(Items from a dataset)
• • •

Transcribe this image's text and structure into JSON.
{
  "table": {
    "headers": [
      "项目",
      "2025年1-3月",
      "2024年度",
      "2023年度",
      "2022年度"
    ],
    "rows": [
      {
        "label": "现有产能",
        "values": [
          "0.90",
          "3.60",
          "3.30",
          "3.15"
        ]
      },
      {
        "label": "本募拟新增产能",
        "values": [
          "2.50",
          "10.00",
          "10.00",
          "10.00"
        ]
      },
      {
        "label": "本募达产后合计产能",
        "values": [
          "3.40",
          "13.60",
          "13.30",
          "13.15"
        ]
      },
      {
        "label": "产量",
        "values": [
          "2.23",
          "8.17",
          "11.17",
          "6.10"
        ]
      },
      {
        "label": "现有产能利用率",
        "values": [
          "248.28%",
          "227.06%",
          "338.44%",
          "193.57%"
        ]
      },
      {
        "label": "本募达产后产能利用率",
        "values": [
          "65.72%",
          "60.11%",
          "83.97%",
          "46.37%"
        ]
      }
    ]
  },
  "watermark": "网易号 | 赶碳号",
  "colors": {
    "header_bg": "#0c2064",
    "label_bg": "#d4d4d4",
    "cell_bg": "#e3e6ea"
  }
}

• • •

> _Required work_
Hand back the material above in full, exactly as written.

> _Answer to this exercise_
Transcribe this image's text and structure into JSON.
{
  "table": {
    "headers": [
      "项目",
      "2025年1-3月",
      "2024年度",
      "2023年度",
      "2022年度"
    ],
    "rows": [
      {
        "label": "现有产能",
        "values": [
          "0.90",
          "3.60",
          "3.30",
          "3.15"
        ]
      },
      {
        "label": "本募拟新增产能",
        "values": [
          "2.50",
          "10.00",
          "10.00",
          "10.00"
        ]
      },
      {
        "label": "本募达产后合计产能",
        "values": [
          "3.40",
          "13.60",
          "13.30",
          "13.15"
        ]
      },
      {
        "label": "产量",
        "values": [
          "2.23",
          "8.17",
          "11.17",
          "6.10"
        ]
      },
      {
        "label": "现有产能利用率",
        "values": [
          "248.28%",
          "227.06%",
          "338.44%",
          "193.57%"
        ]
      },
      {
        "label": "本募达产后产能利用率",
        "values": [
          "65.72%",
          "60.11%",
          "83.97%",
          "46.37%"
        ]
      }
    ]
  },
  "watermark": "网易号 | 赶碳号",
  "colors": {
    "header_bg": "#0c2064",
    "label_bg": "#d4d4d4",
    "cell_bg": "#e3e6ea"
  }
}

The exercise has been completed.